Figure data in JSON:
:::
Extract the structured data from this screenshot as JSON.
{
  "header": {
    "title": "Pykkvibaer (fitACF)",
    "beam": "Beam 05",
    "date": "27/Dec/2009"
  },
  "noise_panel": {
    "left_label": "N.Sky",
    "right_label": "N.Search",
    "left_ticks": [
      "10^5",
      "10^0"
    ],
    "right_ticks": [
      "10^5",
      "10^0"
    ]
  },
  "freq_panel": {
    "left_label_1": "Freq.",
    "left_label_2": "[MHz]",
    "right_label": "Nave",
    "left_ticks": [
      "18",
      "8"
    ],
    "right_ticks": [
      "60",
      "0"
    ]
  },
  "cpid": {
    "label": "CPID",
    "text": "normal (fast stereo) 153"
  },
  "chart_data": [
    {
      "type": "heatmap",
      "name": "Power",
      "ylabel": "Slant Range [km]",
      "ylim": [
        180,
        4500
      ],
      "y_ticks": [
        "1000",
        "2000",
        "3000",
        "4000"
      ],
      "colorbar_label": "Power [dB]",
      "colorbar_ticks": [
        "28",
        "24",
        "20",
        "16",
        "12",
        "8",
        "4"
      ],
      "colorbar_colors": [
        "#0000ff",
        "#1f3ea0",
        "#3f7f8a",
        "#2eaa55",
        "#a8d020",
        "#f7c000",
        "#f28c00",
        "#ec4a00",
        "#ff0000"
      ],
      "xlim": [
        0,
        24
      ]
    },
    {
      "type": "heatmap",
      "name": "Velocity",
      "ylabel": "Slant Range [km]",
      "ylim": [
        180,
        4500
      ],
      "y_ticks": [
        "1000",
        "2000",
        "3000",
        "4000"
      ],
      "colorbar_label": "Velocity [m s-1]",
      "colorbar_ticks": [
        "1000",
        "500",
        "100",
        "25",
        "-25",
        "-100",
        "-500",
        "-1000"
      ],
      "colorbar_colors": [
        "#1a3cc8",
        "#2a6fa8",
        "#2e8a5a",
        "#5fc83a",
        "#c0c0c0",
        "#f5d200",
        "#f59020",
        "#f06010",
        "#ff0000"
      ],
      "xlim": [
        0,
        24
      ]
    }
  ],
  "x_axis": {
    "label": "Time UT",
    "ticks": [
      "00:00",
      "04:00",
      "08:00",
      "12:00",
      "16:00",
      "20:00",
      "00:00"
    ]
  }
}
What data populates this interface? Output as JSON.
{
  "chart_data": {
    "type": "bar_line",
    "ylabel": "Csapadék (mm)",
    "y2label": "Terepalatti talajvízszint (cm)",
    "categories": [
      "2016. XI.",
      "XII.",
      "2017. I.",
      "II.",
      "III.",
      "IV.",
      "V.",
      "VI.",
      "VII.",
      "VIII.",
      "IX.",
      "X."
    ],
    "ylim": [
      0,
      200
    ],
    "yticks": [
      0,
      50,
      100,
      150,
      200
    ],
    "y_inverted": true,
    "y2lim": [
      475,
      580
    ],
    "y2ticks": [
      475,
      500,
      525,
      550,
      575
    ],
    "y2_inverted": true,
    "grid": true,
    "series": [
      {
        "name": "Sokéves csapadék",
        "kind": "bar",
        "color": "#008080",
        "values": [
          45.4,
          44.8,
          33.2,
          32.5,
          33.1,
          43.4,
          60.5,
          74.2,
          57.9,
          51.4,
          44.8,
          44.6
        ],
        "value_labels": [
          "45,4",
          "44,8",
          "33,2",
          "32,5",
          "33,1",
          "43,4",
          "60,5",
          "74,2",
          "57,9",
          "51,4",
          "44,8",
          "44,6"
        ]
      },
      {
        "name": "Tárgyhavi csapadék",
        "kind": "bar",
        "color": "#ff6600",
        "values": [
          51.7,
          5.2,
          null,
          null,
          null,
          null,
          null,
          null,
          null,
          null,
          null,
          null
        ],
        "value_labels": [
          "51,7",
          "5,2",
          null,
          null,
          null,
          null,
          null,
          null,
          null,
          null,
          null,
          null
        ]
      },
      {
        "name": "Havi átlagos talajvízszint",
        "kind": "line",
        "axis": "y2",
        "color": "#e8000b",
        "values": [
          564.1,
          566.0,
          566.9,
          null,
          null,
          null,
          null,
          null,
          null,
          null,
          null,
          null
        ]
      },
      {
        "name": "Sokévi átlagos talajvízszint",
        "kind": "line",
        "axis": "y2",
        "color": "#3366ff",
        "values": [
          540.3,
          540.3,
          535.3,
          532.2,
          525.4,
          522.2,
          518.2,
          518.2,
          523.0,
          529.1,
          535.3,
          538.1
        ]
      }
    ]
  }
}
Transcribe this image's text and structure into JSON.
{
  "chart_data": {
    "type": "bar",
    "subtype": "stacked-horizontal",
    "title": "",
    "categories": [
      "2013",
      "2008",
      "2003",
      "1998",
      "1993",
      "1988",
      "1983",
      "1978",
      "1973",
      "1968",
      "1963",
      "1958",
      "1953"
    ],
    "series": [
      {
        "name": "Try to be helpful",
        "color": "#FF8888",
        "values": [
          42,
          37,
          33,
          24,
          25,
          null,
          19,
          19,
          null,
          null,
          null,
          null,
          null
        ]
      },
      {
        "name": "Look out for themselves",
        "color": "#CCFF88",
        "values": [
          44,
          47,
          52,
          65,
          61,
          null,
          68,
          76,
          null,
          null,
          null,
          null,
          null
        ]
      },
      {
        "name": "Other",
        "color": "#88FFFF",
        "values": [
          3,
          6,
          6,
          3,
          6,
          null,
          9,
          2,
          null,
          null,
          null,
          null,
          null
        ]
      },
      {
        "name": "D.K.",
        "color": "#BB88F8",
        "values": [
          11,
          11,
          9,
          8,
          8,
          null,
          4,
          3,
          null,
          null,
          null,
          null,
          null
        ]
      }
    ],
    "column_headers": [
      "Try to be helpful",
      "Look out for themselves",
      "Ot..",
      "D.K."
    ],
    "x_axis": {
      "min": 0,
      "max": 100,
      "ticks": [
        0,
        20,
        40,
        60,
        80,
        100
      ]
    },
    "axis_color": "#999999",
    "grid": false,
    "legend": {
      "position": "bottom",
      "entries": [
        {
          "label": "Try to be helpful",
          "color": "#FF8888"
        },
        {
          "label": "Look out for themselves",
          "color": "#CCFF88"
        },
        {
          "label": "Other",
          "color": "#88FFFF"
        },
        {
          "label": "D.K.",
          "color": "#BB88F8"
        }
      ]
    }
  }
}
:::
● **WHAT THE EXERCISE ASKS**: Transcribe every entry word for word.

● **RESPONSE TO THIS EXERCISE**:
Extract the structured data from this screenshot as JSON.
{
  "header": {
    "title": "Pykkvibaer (fitACF)",
    "beam": "Beam 05",
    "date": "27/Dec/2009"
  },
  "noise_panel": {
    "left_label": "N.Sky",
    "right_label": "N.Search",
    "left_ticks": [
      "10^5",
      "10^0"
    ],
    "right_ticks": [
      "10^5",
      "10^0"
    ]
  },
  "freq_panel": {
    "left_label_1": "Freq.",
    "left_label_2": "[MHz]",
    "right_label": "Nave",
    "left_ticks": [
      "18",
      "8"
    ],
    "right_ticks": [
      "60",
      "0"
    ]
  },
  "cpid": {
    "label": "CPID",
    "text": "normal (fast stereo) 153"
  },
  "chart_data": [
    {
      "type": "heatmap",
      "name": "Power",
      "ylabel": "Slant Range [km]",
      "ylim": [
        180,
        4500
      ],
      "y_ticks": [
        "1000",
        "2000",
        "3000",
        "4000"
      ],
      "colorbar_label": "Power [dB]",
      "colorbar_ticks": [
        "28",
        "24",
        "20",
        "16",
        "12",
        "8",
        "4"
      ],
      "colorbar_colors": [
        "#0000ff",
        "#1f3ea0",
        "#3f7f8a",
        "#2eaa55",
        "#a8d020",
        "#f7c000",
        "#f28c00",
        "#ec4a00",
        "#ff0000"
      ],
      "xlim": [
        0,
        24
      ]
    },
    {
      "type": "heatmap",
      "name": "Velocity",
      "ylabel": "Slant Range [km]",
      "ylim": [
        180,
        4500
      ],
      "y_ticks": [
        "1000",
        "2000",
        "3000",
        "4000"
      ],
      "colorbar_label": "Velocity [m s-1]",
      "colorbar_ticks": [
        "1000",
        "500",
        "100",
        "25",
        "-25",
        "-100",
        "-500",
        "-1000"
      ],
      "colorbar_colors": [
        "#1a3cc8",
        "#2a6fa8",
        "#2e8a5a",
        "#5fc83a",
        "#c0c0c0",
        "#f5d200",
        "#f59020",
        "#f06010",
        "#ff0000"
      ],
      "xlim": [
        0,
        24
      ]
    }
  ],
  "x_axis": {
    "label": "Time UT",
    "ticks": [
      "00:00",
      "04:00",
      "08:00",
      "12:00",
      "16:00",
      "20:00",
      "00:00"
    ]
  }
}
What data populates this interface? Output as JSON.
{
  "chart_data": {
    "type": "bar_line",
    "ylabel": "Csapadék (mm)",
    "y2label": "Terepalatti talajvízszint (cm)",
    "categories": [
      "2016. XI.",
      "XII.",
      "2017. I.",
      "II.",
      "III.",
      "IV.",
      "V.",
      "VI.",
      "VII.",
      "VIII.",
      "IX.",
      "X."
    ],
    "ylim": [
      0,
      200
    ],
    "yticks": [
      0,
      50,
      100,
      150,
      200
    ],
    "y_inverted": true,
    "y2lim": [
      475,
      580
    ],
    "y2ticks": [
      475,
      500,
      525,
      550,
      575
    ],
    "y2_inverted": true,
    "grid": true,
    "series": [
      {
        "name": "Sokéves csapadék",
        "kind": "bar",
        "color": "#008080",
        "values": [
          45.4,
          44.8,
          33.2,
          32.5,
          33.1,
          43.4,
          60.5,
          74.2,
          57.9,
          51.4,
          44.8,
          44.6
        ],
        "value_labels": [
          "45,4",
          "44,8",
          "33,2",
          "32,5",
          "33,1",
          "43,4",
          "60,5",
          "74,2",
          "57,9",
          "51,4",
          "44,8",
          "44,6"
        ]
      },
      {
        "name": "Tárgyhavi csapadék",
        "kind": "bar",
        "color": "#ff6600",
        "values": [
          51.7,
          5.2,
          null,
          null,
          null,
          null,
          null,
          null,
          null,
          null,
          null,
          null
        ],
        "value_labels": [
          "51,7",
          "5,2",
          null,
          null,
          null,
          null,
          null,
          null,
          null,
          null,
          null,
          null
        ]
      },
      {
        "name": "Havi átlagos talajvízszint",
        "kind": "line",
        "axis": "y2",
        "color": "#e8000b",
        "values": [
          564.1,
          566.0,
          566.9,
          null,
          null,
          null,
          null,
          null,
          null,
          null,
          null,
          null
        ]
      },
      {
        "name": "Sokévi átlagos talajvízszint",
        "kind": "line",
        "axis": "y2",
        "color": "#3366ff",
        "values": [
          540.3,
          540.3,
          535.3,
          532.2,
          525.4,
          522.2,
          518.2,
          518.2,
          523.0,
          529.1,
          535.3,
          538.1
        ]
      }
    ]
  }
}
Transcribe this image's text and structure into JSON.
{
  "chart_data": {
    "type": "bar",
    "subtype": "stacked-horizontal",
    "title": "",
    "categories": [
      "2013",
      "2008",
      "2003",
      "1998",
      "1993",
      "1988",
      "1983",
      "1978",
      "1973",
      "1968",
      "1963",
      "1958",
      "1953"
    ],
    "series": [
      {
        "name": "Try to be helpful",
        "color": "#FF8888",
        "values": [
          42,
          37,
          33,
          24,
          25,
          null,
          19,
          19,
          null,
          null,
          null,
          null,
          null
        ]
      },
      {
        "name": "Look out for themselves",
        "color": "#CCFF88",
        "values": [
          44,
          47,
          52,
          65,
          61,
          null,
          68,
          76,
          null,
          null,
          null,
          null,
          null
        ]
      },
      {
        "name": "Other",
        "color": "#88FFFF",
        "values": [
          3,
          6,
          6,
          3,
          6,
          null,
          9,
          2,
          null,
          null,
          null,
          null,
          null
        ]
      },
      {
        "name": "D.K.",
        "color": "#BB88F8",
        "values": [
          11,
          11,
          9,
          8,
          8,
          null,
          4,
          3,
          null,
          null,
          null,
          null,
          null
        ]
      }
    ],
    "column_headers": [
      "Try to be helpful",
      "Look out for themselves",
      "Ot..",
      "D.K."
    ],
    "x_axis": {
      "min": 0,
      "max": 100,
      "ticks": [
        0,
        20,
        40,
        60,
        80,
        100
      ]
    },
    "axis_color": "#999999",
    "grid": false,
    "legend": {
      "position": "bottom",
      "entries": [
        {
          "label": "Try to be helpful",
          "color": "#FF8888"
        },
        {
          "label": "Look out for themselves",
          "color": "#CCFF88"
        },
        {
          "label": "Other",
          "color": "#88FFFF"
        },
        {
          "label": "D.K.",
          "color": "#BB88F8"
        }
      ]
    }
  }
}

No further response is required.